Locate all lines with the word "this". Copy them.

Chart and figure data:
-- start --
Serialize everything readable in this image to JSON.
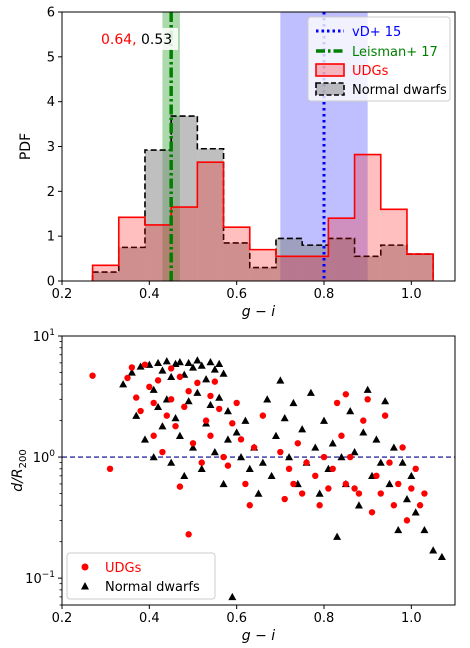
{
  "chart_data": [
    {
      "type": "bar",
      "xlabel": "g − i",
      "ylabel": "PDF",
      "xlim": [
        0.2,
        1.1
      ],
      "ylim": [
        0,
        6
      ],
      "xticks": [
        "0.2",
        "0.4",
        "0.6",
        "0.8",
        "1.0"
      ],
      "yticks": [
        "0",
        "1",
        "2",
        "3",
        "4",
        "5",
        "6"
      ],
      "legend_position": "top-right",
      "annotation": {
        "udg_value": "0.64,",
        "normal_value": "0.53"
      },
      "reference_bands": [
        {
          "x_range": [
            0.7,
            0.9
          ],
          "color": "#0000ff"
        },
        {
          "x_range": [
            0.43,
            0.47
          ],
          "color": "#2ca02c"
        }
      ],
      "reference_lines": [
        {
          "name": "vD+ 15",
          "x": 0.8,
          "style": "dotted",
          "color": "#0000ff"
        },
        {
          "name": "Leisman+ 17",
          "x": 0.45,
          "style": "dashdot",
          "color": "#008000"
        }
      ],
      "series": [
        {
          "name": "UDGs",
          "color": "#ff0000",
          "edges": [
            0.27,
            0.33,
            0.39,
            0.45,
            0.51,
            0.57,
            0.63,
            0.69,
            0.75,
            0.81,
            0.87,
            0.93,
            0.99,
            1.05
          ],
          "values": [
            0.35,
            1.42,
            1.25,
            1.65,
            2.65,
            1.2,
            0.7,
            0.55,
            0.55,
            1.4,
            2.82,
            1.6,
            0.6
          ]
        },
        {
          "name": "Normal dwarfs",
          "color": "#000000",
          "edges": [
            0.27,
            0.33,
            0.39,
            0.45,
            0.51,
            0.57,
            0.63,
            0.69,
            0.75,
            0.81,
            0.87,
            0.93,
            0.99,
            1.05
          ],
          "values": [
            0.2,
            0.75,
            2.92,
            3.68,
            2.95,
            0.85,
            0.3,
            0.95,
            0.8,
            0.95,
            0.55,
            0.8,
            0.6
          ]
        }
      ]
    },
    {
      "type": "scatter",
      "xlabel": "g − i",
      "ylabel": "d/R",
      "ylabel_sub": "200",
      "xlim": [
        0.2,
        1.1
      ],
      "ylim": [
        0.06,
        10
      ],
      "yscale": "log",
      "xticks": [
        "0.2",
        "0.4",
        "0.6",
        "0.8",
        "1.0"
      ],
      "yticks": [
        {
          "base": "10",
          "exp": "−1",
          "value": 0.1
        },
        {
          "base": "10",
          "exp": "0",
          "value": 1
        },
        {
          "base": "10",
          "exp": "1",
          "value": 10
        }
      ],
      "hline": {
        "y": 1.0,
        "style": "dashed",
        "color": "#00008b"
      },
      "legend_position": "bottom-left",
      "series": [
        {
          "name": "UDGs",
          "marker": "circle",
          "color": "#ff0000",
          "points": [
            [
              0.27,
              4.7
            ],
            [
              0.31,
              0.8
            ],
            [
              0.35,
              4.5
            ],
            [
              0.36,
              5.5
            ],
            [
              0.37,
              3.1
            ],
            [
              0.38,
              2.4
            ],
            [
              0.39,
              5.8
            ],
            [
              0.4,
              3.8
            ],
            [
              0.41,
              2.8
            ],
            [
              0.41,
              1.5
            ],
            [
              0.42,
              4.3
            ],
            [
              0.43,
              1.1
            ],
            [
              0.44,
              2.2
            ],
            [
              0.45,
              5.4
            ],
            [
              0.45,
              3.0
            ],
            [
              0.46,
              1.8
            ],
            [
              0.47,
              4.6
            ],
            [
              0.47,
              0.57
            ],
            [
              0.48,
              2.6
            ],
            [
              0.49,
              0.23
            ],
            [
              0.49,
              3.5
            ],
            [
              0.5,
              1.3
            ],
            [
              0.51,
              4.1
            ],
            [
              0.52,
              0.9
            ],
            [
              0.53,
              2.0
            ],
            [
              0.54,
              3.2
            ],
            [
              0.54,
              1.5
            ],
            [
              0.55,
              4.2
            ],
            [
              0.56,
              2.5
            ],
            [
              0.57,
              1.0
            ],
            [
              0.58,
              0.85
            ],
            [
              0.59,
              1.9
            ],
            [
              0.6,
              2.8
            ],
            [
              0.61,
              1.4
            ],
            [
              0.62,
              0.6
            ],
            [
              0.63,
              0.4
            ],
            [
              0.64,
              1.2
            ],
            [
              0.66,
              2.2
            ],
            [
              0.7,
              1.1
            ],
            [
              0.71,
              0.45
            ],
            [
              0.72,
              0.8
            ],
            [
              0.73,
              0.6
            ],
            [
              0.74,
              1.3
            ],
            [
              0.75,
              0.5
            ],
            [
              0.76,
              0.9
            ],
            [
              0.78,
              0.7
            ],
            [
              0.79,
              0.4
            ],
            [
              0.8,
              1.0
            ],
            [
              0.81,
              0.55
            ],
            [
              0.82,
              0.8
            ],
            [
              0.83,
              2.8
            ],
            [
              0.84,
              1.5
            ],
            [
              0.85,
              3.3
            ],
            [
              0.85,
              0.6
            ],
            [
              0.86,
              1.0
            ],
            [
              0.87,
              0.55
            ],
            [
              0.88,
              0.5
            ],
            [
              0.89,
              2.0
            ],
            [
              0.9,
              3.0
            ],
            [
              0.91,
              0.35
            ],
            [
              0.92,
              0.7
            ],
            [
              0.93,
              0.5
            ],
            [
              0.94,
              2.2
            ],
            [
              0.95,
              0.9
            ],
            [
              0.96,
              0.4
            ],
            [
              0.97,
              0.6
            ],
            [
              0.98,
              1.2
            ],
            [
              0.99,
              0.3
            ],
            [
              1.0,
              0.55
            ],
            [
              1.01,
              0.8
            ],
            [
              1.02,
              0.4
            ],
            [
              1.03,
              0.5
            ]
          ]
        },
        {
          "name": "Normal dwarfs",
          "marker": "triangle",
          "color": "#000000",
          "points": [
            [
              0.34,
              4.0
            ],
            [
              0.36,
              5.0
            ],
            [
              0.37,
              2.2
            ],
            [
              0.38,
              5.6
            ],
            [
              0.39,
              1.4
            ],
            [
              0.4,
              5.8
            ],
            [
              0.41,
              3.6
            ],
            [
              0.41,
              1.0
            ],
            [
              0.42,
              6.0
            ],
            [
              0.42,
              2.6
            ],
            [
              0.43,
              5.2
            ],
            [
              0.43,
              1.8
            ],
            [
              0.44,
              6.2
            ],
            [
              0.44,
              3.0
            ],
            [
              0.45,
              4.6
            ],
            [
              0.45,
              0.9
            ],
            [
              0.46,
              5.9
            ],
            [
              0.46,
              2.1
            ],
            [
              0.47,
              6.1
            ],
            [
              0.47,
              1.5
            ],
            [
              0.48,
              4.8
            ],
            [
              0.48,
              0.7
            ],
            [
              0.49,
              6.0
            ],
            [
              0.49,
              2.9
            ],
            [
              0.5,
              5.5
            ],
            [
              0.5,
              1.2
            ],
            [
              0.51,
              6.3
            ],
            [
              0.51,
              3.4
            ],
            [
              0.52,
              5.7
            ],
            [
              0.52,
              0.8
            ],
            [
              0.53,
              4.4
            ],
            [
              0.53,
              1.9
            ],
            [
              0.54,
              6.1
            ],
            [
              0.54,
              2.7
            ],
            [
              0.55,
              5.3
            ],
            [
              0.55,
              1.1
            ],
            [
              0.56,
              5.9
            ],
            [
              0.56,
              3.1
            ],
            [
              0.57,
              4.9
            ],
            [
              0.57,
              0.6
            ],
            [
              0.58,
              2.4
            ],
            [
              0.58,
              1.4
            ],
            [
              0.59,
              0.07
            ],
            [
              0.6,
              1.6
            ],
            [
              0.61,
              1.0
            ],
            [
              0.62,
              2.0
            ],
            [
              0.63,
              0.8
            ],
            [
              0.64,
              1.2
            ],
            [
              0.65,
              0.5
            ],
            [
              0.66,
              0.9
            ],
            [
              0.67,
              3.0
            ],
            [
              0.68,
              0.7
            ],
            [
              0.69,
              1.5
            ],
            [
              0.7,
              4.3
            ],
            [
              0.71,
              2.1
            ],
            [
              0.72,
              1.0
            ],
            [
              0.73,
              2.8
            ],
            [
              0.74,
              0.6
            ],
            [
              0.75,
              1.7
            ],
            [
              0.76,
              0.9
            ],
            [
              0.77,
              3.4
            ],
            [
              0.78,
              1.2
            ],
            [
              0.79,
              0.5
            ],
            [
              0.8,
              2.0
            ],
            [
              0.81,
              0.8
            ],
            [
              0.82,
              1.3
            ],
            [
              0.83,
              0.22
            ],
            [
              0.84,
              1.0
            ],
            [
              0.85,
              0.6
            ],
            [
              0.86,
              2.4
            ],
            [
              0.87,
              1.1
            ],
            [
              0.88,
              0.4
            ],
            [
              0.89,
              1.6
            ],
            [
              0.9,
              3.6
            ],
            [
              0.91,
              0.7
            ],
            [
              0.92,
              1.4
            ],
            [
              0.93,
              0.9
            ],
            [
              0.94,
              2.9
            ],
            [
              0.95,
              0.6
            ],
            [
              0.96,
              1.2
            ],
            [
              0.97,
              0.25
            ],
            [
              0.98,
              0.9
            ],
            [
              0.99,
              0.45
            ],
            [
              1.0,
              0.7
            ],
            [
              1.01,
              0.35
            ],
            [
              1.03,
              0.25
            ],
            [
              1.05,
              0.17
            ],
            [
              1.07,
              0.15
            ]
          ]
        }
      ]
    }
  ]
}
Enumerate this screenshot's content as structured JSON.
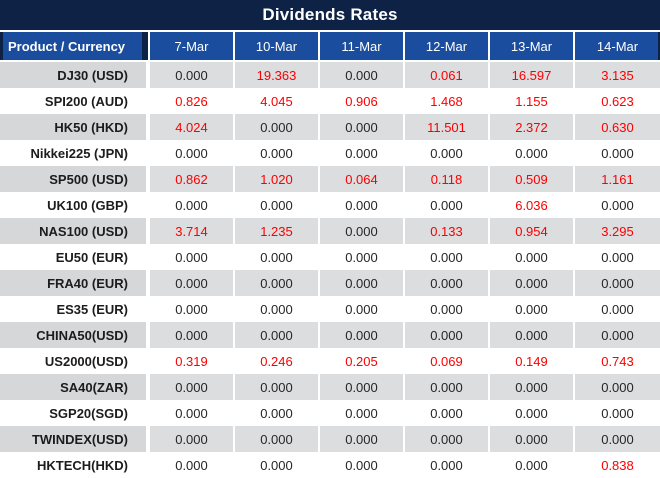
{
  "title": "Dividends Rates",
  "colors": {
    "title_bg": "#0e2245",
    "header_bg": "#1b4d9e",
    "header_text": "#ffffff",
    "row_bg": "#ffffff",
    "row_alt_bg": "#dcdddf",
    "row_alt_product_bg": "#d6d7d8",
    "value_text": "#262626",
    "nonzero_value_text": "#fb0000"
  },
  "table": {
    "first_column_header": "Product / Currency",
    "date_columns": [
      "7-Mar",
      "10-Mar",
      "11-Mar",
      "12-Mar",
      "13-Mar",
      "14-Mar"
    ],
    "rows": [
      {
        "product": "DJ30 (USD)",
        "values": [
          "0.000",
          "19.363",
          "0.000",
          "0.061",
          "16.597",
          "3.135"
        ]
      },
      {
        "product": "SPI200 (AUD)",
        "values": [
          "0.826",
          "4.045",
          "0.906",
          "1.468",
          "1.155",
          "0.623"
        ]
      },
      {
        "product": "HK50 (HKD)",
        "values": [
          "4.024",
          "0.000",
          "0.000",
          "11.501",
          "2.372",
          "0.630"
        ]
      },
      {
        "product": "Nikkei225 (JPN)",
        "values": [
          "0.000",
          "0.000",
          "0.000",
          "0.000",
          "0.000",
          "0.000"
        ]
      },
      {
        "product": "SP500 (USD)",
        "values": [
          "0.862",
          "1.020",
          "0.064",
          "0.118",
          "0.509",
          "1.161"
        ]
      },
      {
        "product": "UK100 (GBP)",
        "values": [
          "0.000",
          "0.000",
          "0.000",
          "0.000",
          "6.036",
          "0.000"
        ]
      },
      {
        "product": "NAS100 (USD)",
        "values": [
          "3.714",
          "1.235",
          "0.000",
          "0.133",
          "0.954",
          "3.295"
        ]
      },
      {
        "product": "EU50 (EUR)",
        "values": [
          "0.000",
          "0.000",
          "0.000",
          "0.000",
          "0.000",
          "0.000"
        ]
      },
      {
        "product": "FRA40 (EUR)",
        "values": [
          "0.000",
          "0.000",
          "0.000",
          "0.000",
          "0.000",
          "0.000"
        ]
      },
      {
        "product": "ES35 (EUR)",
        "values": [
          "0.000",
          "0.000",
          "0.000",
          "0.000",
          "0.000",
          "0.000"
        ]
      },
      {
        "product": "CHINA50(USD)",
        "values": [
          "0.000",
          "0.000",
          "0.000",
          "0.000",
          "0.000",
          "0.000"
        ]
      },
      {
        "product": "US2000(USD)",
        "values": [
          "0.319",
          "0.246",
          "0.205",
          "0.069",
          "0.149",
          "0.743"
        ]
      },
      {
        "product": "SA40(ZAR)",
        "values": [
          "0.000",
          "0.000",
          "0.000",
          "0.000",
          "0.000",
          "0.000"
        ]
      },
      {
        "product": "SGP20(SGD)",
        "values": [
          "0.000",
          "0.000",
          "0.000",
          "0.000",
          "0.000",
          "0.000"
        ]
      },
      {
        "product": "TWINDEX(USD)",
        "values": [
          "0.000",
          "0.000",
          "0.000",
          "0.000",
          "0.000",
          "0.000"
        ]
      },
      {
        "product": "HKTECH(HKD)",
        "values": [
          "0.000",
          "0.000",
          "0.000",
          "0.000",
          "0.000",
          "0.838"
        ]
      }
    ]
  }
}
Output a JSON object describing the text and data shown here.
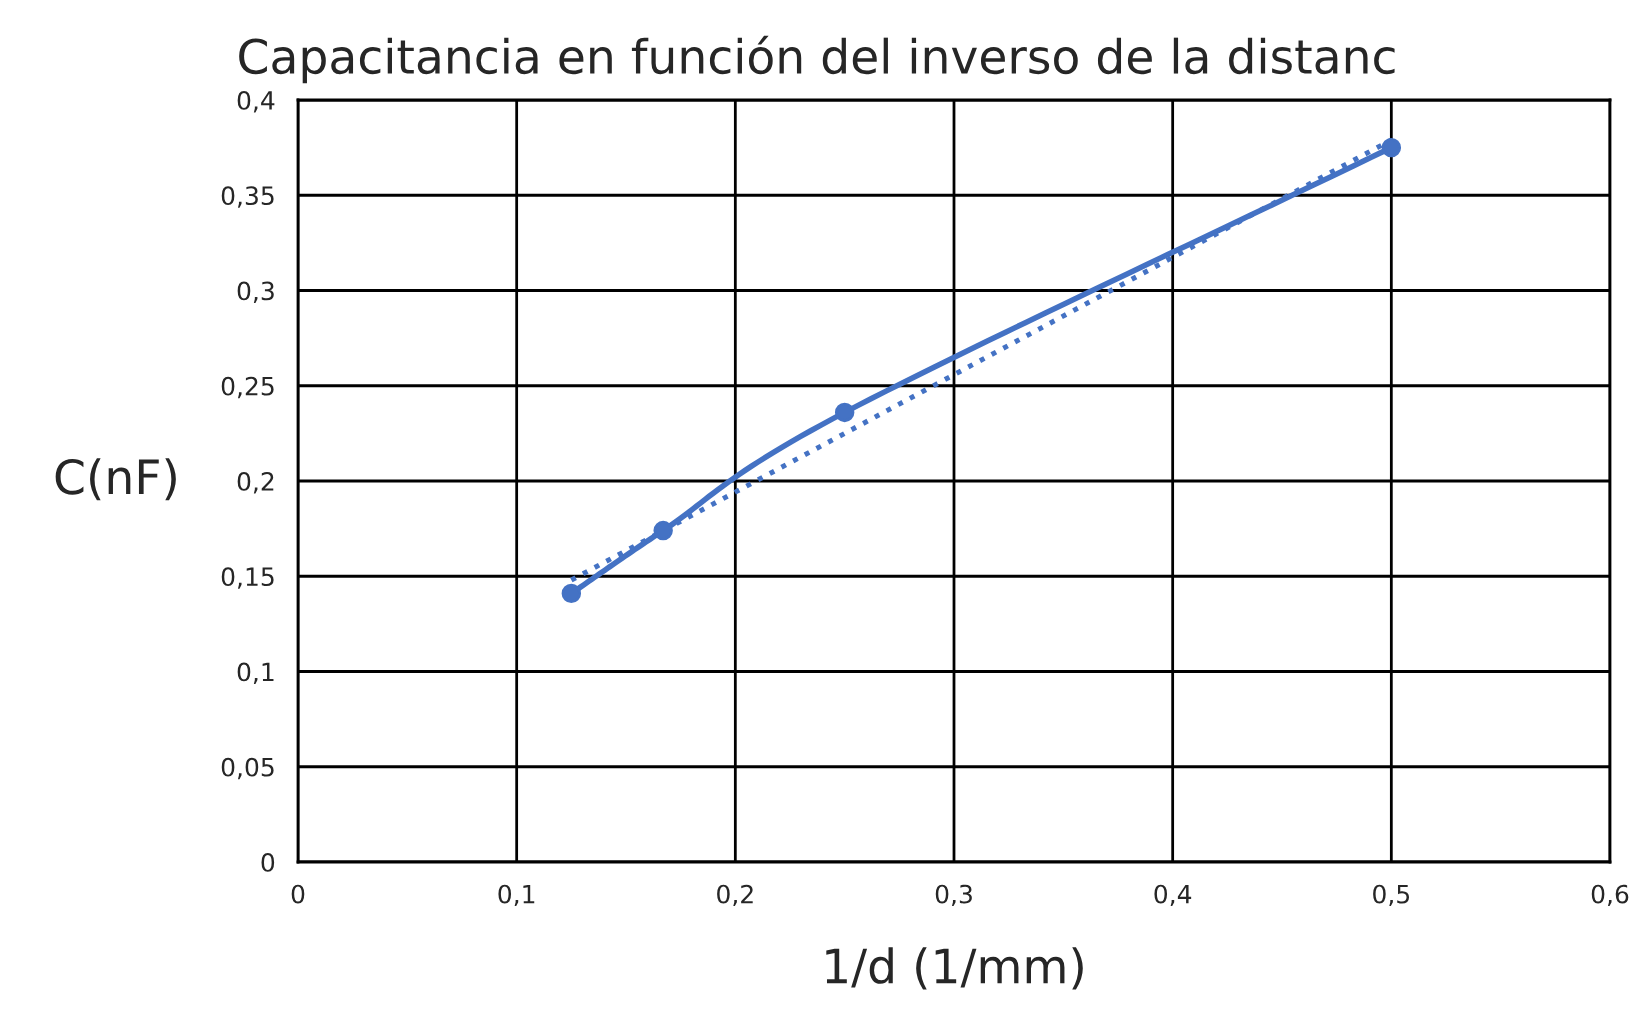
{
  "chart_data": {
    "type": "line",
    "title": "Capacitancia en función del inverso de la distanc",
    "xlabel": "1/d (1/mm)",
    "ylabel": "C(nF)",
    "series": [
      {
        "color": "#4472c4",
        "x": [
          0.125,
          0.167,
          0.25,
          0.5
        ],
        "values": [
          0.141,
          0.174,
          0.236,
          0.375
        ],
        "marker": "circle",
        "line_style": "solid"
      },
      {
        "color": "#4472c4",
        "x": [
          0.125,
          0.5
        ],
        "values": [
          0.148,
          0.379
        ],
        "marker": "none",
        "line_style": "dotted"
      }
    ],
    "xlim": [
      0,
      0.6
    ],
    "xticks": [
      0,
      {
        "value": 0.1,
        "label": "0,1"
      },
      {
        "value": 0.2,
        "label": "0,2"
      },
      {
        "value": 0.3,
        "label": "0,3"
      },
      {
        "value": 0.4,
        "label": "0,4"
      },
      {
        "value": 0.5,
        "label": "0,5"
      },
      {
        "value": 0.6,
        "label": "0,6"
      }
    ],
    "ylim": [
      0,
      0.4
    ],
    "yticks": [
      0,
      {
        "value": 0.05,
        "label": "0,05"
      },
      {
        "value": 0.1,
        "label": "0,1"
      },
      {
        "value": 0.15,
        "label": "0,15"
      },
      {
        "value": 0.2,
        "label": "0,2"
      },
      {
        "value": 0.25,
        "label": "0,25"
      },
      {
        "value": 0.3,
        "label": "0,3"
      },
      {
        "value": 0.35,
        "label": "0,35"
      },
      {
        "value": 0.4,
        "label": "0,4"
      }
    ],
    "grid": true,
    "legend": false
  }
}
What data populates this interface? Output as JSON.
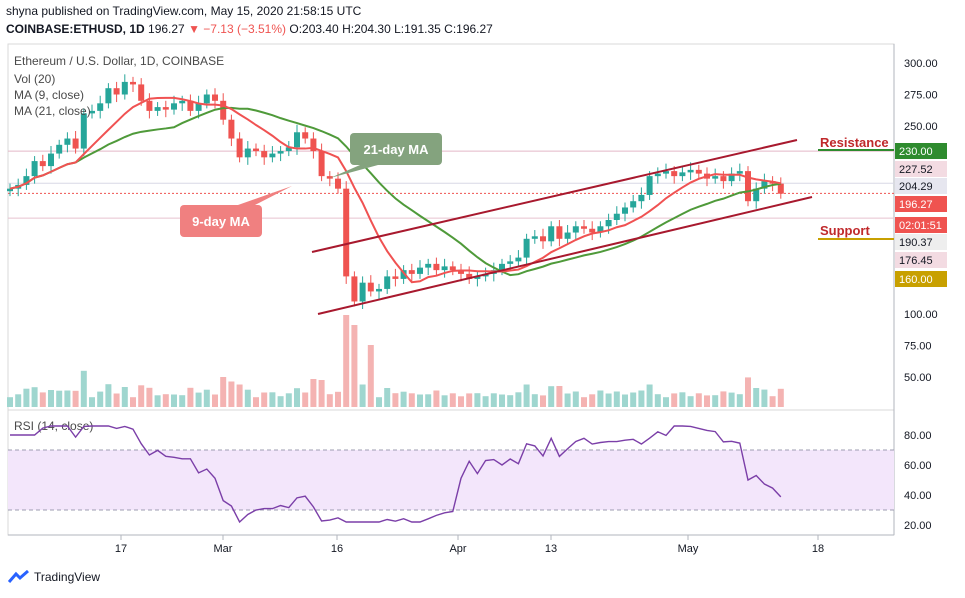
-- end --
# [Solution]
Serialize everything readable in this image to JSON.
Enumerate this screenshot's content as structured JSON.
What data populates this interface? Output as JSON.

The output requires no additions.